- [Problem requirements] Return the listing below word for word.

- [Data listing]
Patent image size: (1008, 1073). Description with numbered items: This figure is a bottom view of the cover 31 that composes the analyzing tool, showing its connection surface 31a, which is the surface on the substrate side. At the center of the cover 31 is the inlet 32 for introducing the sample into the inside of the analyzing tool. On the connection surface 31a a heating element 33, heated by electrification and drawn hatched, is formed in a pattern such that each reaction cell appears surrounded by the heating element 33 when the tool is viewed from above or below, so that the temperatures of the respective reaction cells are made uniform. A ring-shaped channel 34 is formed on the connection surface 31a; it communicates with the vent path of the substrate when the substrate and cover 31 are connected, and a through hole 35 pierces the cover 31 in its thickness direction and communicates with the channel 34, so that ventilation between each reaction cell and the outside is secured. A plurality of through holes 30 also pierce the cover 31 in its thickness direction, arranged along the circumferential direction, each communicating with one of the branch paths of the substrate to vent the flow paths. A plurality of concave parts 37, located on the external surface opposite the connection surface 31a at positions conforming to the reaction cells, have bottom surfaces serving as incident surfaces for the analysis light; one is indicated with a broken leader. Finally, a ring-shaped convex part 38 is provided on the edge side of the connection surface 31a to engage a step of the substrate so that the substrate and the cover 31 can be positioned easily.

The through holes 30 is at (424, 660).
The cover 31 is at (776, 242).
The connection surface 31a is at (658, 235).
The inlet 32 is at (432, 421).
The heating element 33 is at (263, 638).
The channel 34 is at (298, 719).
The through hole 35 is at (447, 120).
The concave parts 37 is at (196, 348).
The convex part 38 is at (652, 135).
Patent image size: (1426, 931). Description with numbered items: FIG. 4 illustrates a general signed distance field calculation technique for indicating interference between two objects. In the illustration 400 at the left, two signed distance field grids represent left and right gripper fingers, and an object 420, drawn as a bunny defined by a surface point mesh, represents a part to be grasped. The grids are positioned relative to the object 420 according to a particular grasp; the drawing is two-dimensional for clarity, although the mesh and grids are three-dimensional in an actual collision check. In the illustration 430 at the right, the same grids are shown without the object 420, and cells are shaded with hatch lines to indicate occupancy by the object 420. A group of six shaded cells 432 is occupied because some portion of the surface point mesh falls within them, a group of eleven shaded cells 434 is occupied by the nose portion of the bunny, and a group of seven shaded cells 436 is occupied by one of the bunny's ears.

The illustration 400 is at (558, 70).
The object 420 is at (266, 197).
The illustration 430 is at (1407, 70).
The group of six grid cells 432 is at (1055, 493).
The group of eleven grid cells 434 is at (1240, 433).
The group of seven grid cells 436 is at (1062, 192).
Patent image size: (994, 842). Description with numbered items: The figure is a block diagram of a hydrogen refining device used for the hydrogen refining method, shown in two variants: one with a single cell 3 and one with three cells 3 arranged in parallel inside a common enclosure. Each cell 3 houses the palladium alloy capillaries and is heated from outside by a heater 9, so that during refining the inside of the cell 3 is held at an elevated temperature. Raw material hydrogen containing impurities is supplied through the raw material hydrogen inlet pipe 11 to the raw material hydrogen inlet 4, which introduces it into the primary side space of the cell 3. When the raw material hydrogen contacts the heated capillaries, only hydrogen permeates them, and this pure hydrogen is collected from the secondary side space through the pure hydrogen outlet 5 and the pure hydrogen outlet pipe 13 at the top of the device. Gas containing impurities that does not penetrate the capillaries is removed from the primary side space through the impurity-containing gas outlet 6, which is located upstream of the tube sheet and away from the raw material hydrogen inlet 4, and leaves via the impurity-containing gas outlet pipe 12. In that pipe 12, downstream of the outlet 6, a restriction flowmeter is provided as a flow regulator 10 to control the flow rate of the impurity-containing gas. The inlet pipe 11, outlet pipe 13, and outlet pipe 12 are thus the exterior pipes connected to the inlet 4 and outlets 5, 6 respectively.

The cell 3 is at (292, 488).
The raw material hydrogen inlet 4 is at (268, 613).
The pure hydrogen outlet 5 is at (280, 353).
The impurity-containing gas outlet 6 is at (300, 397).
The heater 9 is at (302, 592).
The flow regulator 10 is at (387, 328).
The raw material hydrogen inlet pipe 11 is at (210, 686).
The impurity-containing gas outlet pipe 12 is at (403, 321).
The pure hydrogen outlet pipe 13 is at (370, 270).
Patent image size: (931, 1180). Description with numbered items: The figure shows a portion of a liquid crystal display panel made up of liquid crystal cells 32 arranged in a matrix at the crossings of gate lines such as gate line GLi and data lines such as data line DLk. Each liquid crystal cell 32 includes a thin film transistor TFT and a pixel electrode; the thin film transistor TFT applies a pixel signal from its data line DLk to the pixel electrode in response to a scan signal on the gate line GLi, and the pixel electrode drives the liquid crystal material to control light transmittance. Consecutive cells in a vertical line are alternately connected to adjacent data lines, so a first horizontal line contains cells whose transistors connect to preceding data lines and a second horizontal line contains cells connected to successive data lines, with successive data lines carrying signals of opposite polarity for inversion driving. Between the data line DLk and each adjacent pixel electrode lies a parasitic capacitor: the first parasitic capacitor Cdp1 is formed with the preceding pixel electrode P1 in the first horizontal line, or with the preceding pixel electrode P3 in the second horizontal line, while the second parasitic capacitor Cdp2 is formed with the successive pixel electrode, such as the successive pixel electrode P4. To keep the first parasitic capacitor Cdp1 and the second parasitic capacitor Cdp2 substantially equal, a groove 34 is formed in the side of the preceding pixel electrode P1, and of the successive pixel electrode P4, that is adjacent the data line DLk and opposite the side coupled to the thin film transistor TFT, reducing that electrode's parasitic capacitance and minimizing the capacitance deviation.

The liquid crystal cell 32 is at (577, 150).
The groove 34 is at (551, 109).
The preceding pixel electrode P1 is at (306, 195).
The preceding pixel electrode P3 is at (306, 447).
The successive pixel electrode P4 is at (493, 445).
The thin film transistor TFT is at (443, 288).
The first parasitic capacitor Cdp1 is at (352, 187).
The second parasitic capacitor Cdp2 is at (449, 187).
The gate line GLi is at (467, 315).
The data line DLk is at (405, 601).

- [Task answer]
Patent image size: (1008, 1073). Description with numbered items: This figure is a bottom view of the cover 31 that composes the analyzing tool, showing its connection surface 31a, which is the surface on the substrate side. At the center of the cover 31 is the inlet 32 for introducing the sample into the inside of the analyzing tool. On the connection surface 31a a heating element 33, heated by electrification and drawn hatched, is formed in a pattern such that each reaction cell appears surrounded by the heating element 33 when the tool is viewed from above or below, so that the temperatures of the respective reaction cells are made uniform. A ring-shaped channel 34 is formed on the connection surface 31a; it communicates with the vent path of the substrate when the substrate and cover 31 are connected, and a through hole 35 pierces the cover 31 in its thickness direction and communicates with the channel 34, so that ventilation between each reaction cell and the outside is secured. A plurality of through holes 30 also pierce the cover 31 in its thickness direction, arranged along the circumferential direction, each communicating with one of the branch paths of the substrate to vent the flow paths. A plurality of concave parts 37, located on the external surface opposite the connection surface 31a at positions conforming to the reaction cells, have bottom surfaces serving as incident surfaces for the analysis light; one is indicated with a broken leader. Finally, a ring-shaped convex part 38 is provided on the edge side of the connection surface 31a to engage a step of the substrate so that the substrate and the cover 31 can be positioned easily.

The through holes 30 is at (424, 660).
The cover 31 is at (776, 242).
The connection surface 31a is at (658, 235).
The inlet 32 is at (432, 421).
The heating element 33 is at (263, 638).
The channel 34 is at (298, 719).
The through hole 35 is at (447, 120).
The concave parts 37 is at (196, 348).
The convex part 38 is at (652, 135).
Patent image size: (1426, 931). Description with numbered items: FIG. 4 illustrates a general signed distance field calculation technique for indicating interference between two objects. In the illustration 400 at the left, two signed distance field grids represent left and right gripper fingers, and an object 420, drawn as a bunny defined by a surface point mesh, represents a part to be grasped. The grids are positioned relative to the object 420 according to a particular grasp; the drawing is two-dimensional for clarity, although the mesh and grids are three-dimensional in an actual collision check. In the illustration 430 at the right, the same grids are shown without the object 420, and cells are shaded with hatch lines to indicate occupancy by the object 420. A group of six shaded cells 432 is occupied because some portion of the surface point mesh falls within them, a group of eleven shaded cells 434 is occupied by the nose portion of the bunny, and a group of seven shaded cells 436 is occupied by one of the bunny's ears.

The illustration 400 is at (558, 70).
The object 420 is at (266, 197).
The illustration 430 is at (1407, 70).
The group of six grid cells 432 is at (1055, 493).
The group of eleven grid cells 434 is at (1240, 433).
The group of seven grid cells 436 is at (1062, 192).
Patent image size: (994, 842). Description with numbered items: The figure is a block diagram of a hydrogen refining device used for the hydrogen refining method, shown in two variants: one with a single cell 3 and one with three cells 3 arranged in parallel inside a common enclosure. Each cell 3 houses the palladium alloy capillaries and is heated from outside by a heater 9, so that during refining the inside of the cell 3 is held at an elevated temperature. Raw material hydrogen containing impurities is supplied through the raw material hydrogen inlet pipe 11 to the raw material hydrogen inlet 4, which introduces it into the primary side space of the cell 3. When the raw material hydrogen contacts the heated capillaries, only hydrogen permeates them, and this pure hydrogen is collected from the secondary side space through the pure hydrogen outlet 5 and the pure hydrogen outlet pipe 13 at the top of the device. Gas containing impurities that does not penetrate the capillaries is removed from the primary side space through the impurity-containing gas outlet 6, which is located upstream of the tube sheet and away from the raw material hydrogen inlet 4, and leaves via the impurity-containing gas outlet pipe 12. In that pipe 12, downstream of the outlet 6, a restriction flowmeter is provided as a flow regulator 10 to control the flow rate of the impurity-containing gas. The inlet pipe 11, outlet pipe 13, and outlet pipe 12 are thus the exterior pipes connected to the inlet 4 and outlets 5, 6 respectively.

The cell 3 is at (292, 488).
The raw material hydrogen inlet 4 is at (268, 613).
The pure hydrogen outlet 5 is at (280, 353).
The impurity-containing gas outlet 6 is at (300, 397).
The heater 9 is at (302, 592).
The flow regulator 10 is at (387, 328).
The raw material hydrogen inlet pipe 11 is at (210, 686).
The impurity-containing gas outlet pipe 12 is at (403, 321).
The pure hydrogen outlet pipe 13 is at (370, 270).
Patent image size: (931, 1180). Description with numbered items: The figure shows a portion of a liquid crystal display panel made up of liquid crystal cells 32 arranged in a matrix at the crossings of gate lines such as gate line GLi and data lines such as data line DLk. Each liquid crystal cell 32 includes a thin film transistor TFT and a pixel electrode; the thin film transistor TFT applies a pixel signal from its data line DLk to the pixel electrode in response to a scan signal on the gate line GLi, and the pixel electrode drives the liquid crystal material to control light transmittance. Consecutive cells in a vertical line are alternately connected to adjacent data lines, so a first horizontal line contains cells whose transistors connect to preceding data lines and a second horizontal line contains cells connected to successive data lines, with successive data lines carrying signals of opposite polarity for inversion driving. Between the data line DLk and each adjacent pixel electrode lies a parasitic capacitor: the first parasitic capacitor Cdp1 is formed with the preceding pixel electrode P1 in the first horizontal line, or with the preceding pixel electrode P3 in the second horizontal line, while the second parasitic capacitor Cdp2 is formed with the successive pixel electrode, such as the successive pixel electrode P4. To keep the first parasitic capacitor Cdp1 and the second parasitic capacitor Cdp2 substantially equal, a groove 34 is formed in the side of the preceding pixel electrode P1, and of the successive pixel electrode P4, that is adjacent the data line DLk and opposite the side coupled to the thin film transistor TFT, reducing that electrode's parasitic capacitance and minimizing the capacitance deviation.

The liquid crystal cell 32 is at (577, 150).
The groove 34 is at (551, 109).
The preceding pixel electrode P1 is at (306, 195).
The preceding pixel electrode P3 is at (306, 447).
The successive pixel electrode P4 is at (493, 445).
The thin film transistor TFT is at (443, 288).
The first parasitic capacitor Cdp1 is at (352, 187).
The second parasitic capacitor Cdp2 is at (449, 187).
The gate line GLi is at (467, 315).
The data line DLk is at (405, 601).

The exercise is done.